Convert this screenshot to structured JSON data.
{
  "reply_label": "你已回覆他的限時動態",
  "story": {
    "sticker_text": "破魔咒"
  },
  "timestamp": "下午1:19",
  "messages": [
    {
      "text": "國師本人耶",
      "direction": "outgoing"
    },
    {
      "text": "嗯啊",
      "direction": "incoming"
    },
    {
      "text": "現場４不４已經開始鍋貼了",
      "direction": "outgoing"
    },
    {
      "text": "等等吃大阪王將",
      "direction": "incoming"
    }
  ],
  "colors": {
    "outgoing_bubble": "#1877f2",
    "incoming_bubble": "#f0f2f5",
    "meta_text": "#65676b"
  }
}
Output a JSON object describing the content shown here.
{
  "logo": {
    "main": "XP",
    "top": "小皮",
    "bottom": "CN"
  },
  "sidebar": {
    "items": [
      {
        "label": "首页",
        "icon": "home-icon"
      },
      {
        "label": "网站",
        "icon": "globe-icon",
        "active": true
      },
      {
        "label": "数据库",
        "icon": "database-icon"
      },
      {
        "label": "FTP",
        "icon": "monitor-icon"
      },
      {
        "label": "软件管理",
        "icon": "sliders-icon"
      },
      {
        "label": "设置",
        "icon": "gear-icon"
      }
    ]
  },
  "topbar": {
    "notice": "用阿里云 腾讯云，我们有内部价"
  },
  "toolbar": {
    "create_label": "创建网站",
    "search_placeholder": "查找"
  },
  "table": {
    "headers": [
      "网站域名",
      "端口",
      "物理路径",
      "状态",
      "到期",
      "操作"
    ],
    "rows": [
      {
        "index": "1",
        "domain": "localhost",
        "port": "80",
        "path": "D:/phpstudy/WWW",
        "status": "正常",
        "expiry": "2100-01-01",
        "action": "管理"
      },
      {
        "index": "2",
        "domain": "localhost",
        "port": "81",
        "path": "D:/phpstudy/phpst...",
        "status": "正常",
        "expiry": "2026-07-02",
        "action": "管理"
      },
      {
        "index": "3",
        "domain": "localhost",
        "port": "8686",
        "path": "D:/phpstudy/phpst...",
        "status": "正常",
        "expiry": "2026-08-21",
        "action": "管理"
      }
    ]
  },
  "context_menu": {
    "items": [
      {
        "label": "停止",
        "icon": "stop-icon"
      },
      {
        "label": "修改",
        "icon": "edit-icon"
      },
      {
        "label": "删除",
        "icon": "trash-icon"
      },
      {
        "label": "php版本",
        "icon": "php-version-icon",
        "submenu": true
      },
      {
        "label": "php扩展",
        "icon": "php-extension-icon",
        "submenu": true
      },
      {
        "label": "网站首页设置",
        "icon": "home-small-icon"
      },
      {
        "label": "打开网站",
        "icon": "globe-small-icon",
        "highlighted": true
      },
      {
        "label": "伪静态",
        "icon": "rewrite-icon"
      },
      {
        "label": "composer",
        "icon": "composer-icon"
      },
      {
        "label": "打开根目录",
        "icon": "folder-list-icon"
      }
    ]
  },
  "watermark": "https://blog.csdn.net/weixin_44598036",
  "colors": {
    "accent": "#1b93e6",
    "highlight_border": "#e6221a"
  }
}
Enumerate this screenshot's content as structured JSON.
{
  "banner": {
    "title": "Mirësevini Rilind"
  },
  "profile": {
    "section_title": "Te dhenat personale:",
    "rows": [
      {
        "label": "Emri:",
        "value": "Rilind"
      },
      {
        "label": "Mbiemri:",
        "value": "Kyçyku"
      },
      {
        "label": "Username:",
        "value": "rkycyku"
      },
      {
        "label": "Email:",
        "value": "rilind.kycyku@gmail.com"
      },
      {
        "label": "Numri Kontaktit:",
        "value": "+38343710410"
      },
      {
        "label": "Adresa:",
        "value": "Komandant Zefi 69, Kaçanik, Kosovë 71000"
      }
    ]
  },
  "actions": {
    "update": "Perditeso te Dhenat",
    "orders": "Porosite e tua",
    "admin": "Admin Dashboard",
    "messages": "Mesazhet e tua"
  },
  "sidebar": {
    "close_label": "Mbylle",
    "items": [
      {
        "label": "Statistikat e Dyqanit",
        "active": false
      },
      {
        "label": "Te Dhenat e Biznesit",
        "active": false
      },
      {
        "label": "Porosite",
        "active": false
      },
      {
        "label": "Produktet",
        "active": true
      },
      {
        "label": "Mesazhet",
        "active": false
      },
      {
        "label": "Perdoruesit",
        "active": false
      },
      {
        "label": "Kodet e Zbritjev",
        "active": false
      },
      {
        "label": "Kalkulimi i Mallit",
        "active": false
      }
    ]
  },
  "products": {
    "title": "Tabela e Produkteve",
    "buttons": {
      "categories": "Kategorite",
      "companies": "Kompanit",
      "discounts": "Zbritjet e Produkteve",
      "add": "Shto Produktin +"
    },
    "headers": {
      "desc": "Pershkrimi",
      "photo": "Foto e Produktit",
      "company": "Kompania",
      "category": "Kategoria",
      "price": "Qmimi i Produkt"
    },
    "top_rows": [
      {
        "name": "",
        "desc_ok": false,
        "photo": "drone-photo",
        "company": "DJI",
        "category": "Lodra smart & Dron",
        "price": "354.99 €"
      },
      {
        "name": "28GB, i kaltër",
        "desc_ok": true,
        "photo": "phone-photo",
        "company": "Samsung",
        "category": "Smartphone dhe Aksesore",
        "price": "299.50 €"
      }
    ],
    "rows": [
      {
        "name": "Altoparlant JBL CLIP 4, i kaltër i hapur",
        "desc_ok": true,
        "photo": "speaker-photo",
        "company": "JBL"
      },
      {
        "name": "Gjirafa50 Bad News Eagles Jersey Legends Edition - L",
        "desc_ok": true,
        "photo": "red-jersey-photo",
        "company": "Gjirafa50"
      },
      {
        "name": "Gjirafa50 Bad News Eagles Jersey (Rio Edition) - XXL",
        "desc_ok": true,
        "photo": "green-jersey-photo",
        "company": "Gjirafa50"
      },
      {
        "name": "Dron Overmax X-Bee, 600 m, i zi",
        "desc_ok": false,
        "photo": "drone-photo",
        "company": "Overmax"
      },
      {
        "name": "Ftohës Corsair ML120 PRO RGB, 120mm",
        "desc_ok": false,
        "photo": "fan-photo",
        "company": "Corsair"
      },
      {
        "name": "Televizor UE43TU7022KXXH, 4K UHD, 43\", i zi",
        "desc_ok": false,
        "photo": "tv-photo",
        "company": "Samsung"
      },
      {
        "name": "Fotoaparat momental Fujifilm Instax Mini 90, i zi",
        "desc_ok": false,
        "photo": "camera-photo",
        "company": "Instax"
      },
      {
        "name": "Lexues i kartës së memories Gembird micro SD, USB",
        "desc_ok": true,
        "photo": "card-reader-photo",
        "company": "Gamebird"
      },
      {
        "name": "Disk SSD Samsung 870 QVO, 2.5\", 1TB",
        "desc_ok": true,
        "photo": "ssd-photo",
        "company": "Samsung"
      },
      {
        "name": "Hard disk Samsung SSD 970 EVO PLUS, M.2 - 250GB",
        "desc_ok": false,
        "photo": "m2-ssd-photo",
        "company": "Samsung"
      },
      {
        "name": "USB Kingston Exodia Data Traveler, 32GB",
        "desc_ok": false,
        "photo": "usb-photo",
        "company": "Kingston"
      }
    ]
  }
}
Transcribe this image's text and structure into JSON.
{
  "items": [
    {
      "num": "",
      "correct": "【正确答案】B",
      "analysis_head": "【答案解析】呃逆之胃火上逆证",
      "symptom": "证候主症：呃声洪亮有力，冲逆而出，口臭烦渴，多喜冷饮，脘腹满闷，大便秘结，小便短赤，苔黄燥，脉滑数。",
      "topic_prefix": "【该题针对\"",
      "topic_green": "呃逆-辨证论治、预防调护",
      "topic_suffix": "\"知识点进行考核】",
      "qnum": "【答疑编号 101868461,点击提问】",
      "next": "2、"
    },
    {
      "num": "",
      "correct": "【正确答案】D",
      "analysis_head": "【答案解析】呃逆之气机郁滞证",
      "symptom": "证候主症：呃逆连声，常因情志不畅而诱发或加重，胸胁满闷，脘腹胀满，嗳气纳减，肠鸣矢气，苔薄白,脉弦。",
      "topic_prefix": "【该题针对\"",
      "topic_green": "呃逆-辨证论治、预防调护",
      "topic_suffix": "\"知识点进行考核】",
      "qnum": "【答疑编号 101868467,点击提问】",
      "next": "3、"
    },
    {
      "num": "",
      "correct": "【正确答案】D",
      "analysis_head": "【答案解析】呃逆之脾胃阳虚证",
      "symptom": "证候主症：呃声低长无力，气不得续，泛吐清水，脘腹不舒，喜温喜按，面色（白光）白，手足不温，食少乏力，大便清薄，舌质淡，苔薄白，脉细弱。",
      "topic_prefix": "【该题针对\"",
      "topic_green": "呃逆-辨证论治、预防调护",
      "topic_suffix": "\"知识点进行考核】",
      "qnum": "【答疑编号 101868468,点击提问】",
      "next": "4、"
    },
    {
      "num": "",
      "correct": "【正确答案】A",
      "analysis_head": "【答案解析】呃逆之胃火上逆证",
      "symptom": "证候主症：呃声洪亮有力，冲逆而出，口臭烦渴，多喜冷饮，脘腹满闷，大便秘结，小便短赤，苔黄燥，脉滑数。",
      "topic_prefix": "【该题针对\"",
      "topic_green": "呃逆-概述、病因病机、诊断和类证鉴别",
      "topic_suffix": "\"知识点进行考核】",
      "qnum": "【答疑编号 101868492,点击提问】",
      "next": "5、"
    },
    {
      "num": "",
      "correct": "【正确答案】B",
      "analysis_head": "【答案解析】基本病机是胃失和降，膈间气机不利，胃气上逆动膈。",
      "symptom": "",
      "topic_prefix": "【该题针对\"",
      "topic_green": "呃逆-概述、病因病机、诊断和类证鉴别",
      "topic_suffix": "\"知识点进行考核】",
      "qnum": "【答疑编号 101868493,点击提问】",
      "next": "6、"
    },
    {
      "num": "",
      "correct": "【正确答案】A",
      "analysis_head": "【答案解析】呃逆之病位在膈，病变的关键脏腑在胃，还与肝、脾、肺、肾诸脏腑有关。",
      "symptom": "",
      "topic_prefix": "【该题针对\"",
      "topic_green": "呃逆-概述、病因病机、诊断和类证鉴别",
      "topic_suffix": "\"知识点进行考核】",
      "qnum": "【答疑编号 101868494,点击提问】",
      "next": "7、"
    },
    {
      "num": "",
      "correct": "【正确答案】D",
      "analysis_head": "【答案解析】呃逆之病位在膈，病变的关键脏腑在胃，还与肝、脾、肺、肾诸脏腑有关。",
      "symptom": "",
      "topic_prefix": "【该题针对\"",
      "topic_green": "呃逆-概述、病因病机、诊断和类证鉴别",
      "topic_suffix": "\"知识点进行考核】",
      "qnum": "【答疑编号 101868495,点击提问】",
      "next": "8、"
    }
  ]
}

#####

GIVEN PROBLEM: Write out every line of the entries that holds the word "kaltër".

RESPONSE TO THE TASK:
        "name": "28GB, i kaltër",
        "name": "Altoparlant JBL CLIP 4, i kaltër i hapur",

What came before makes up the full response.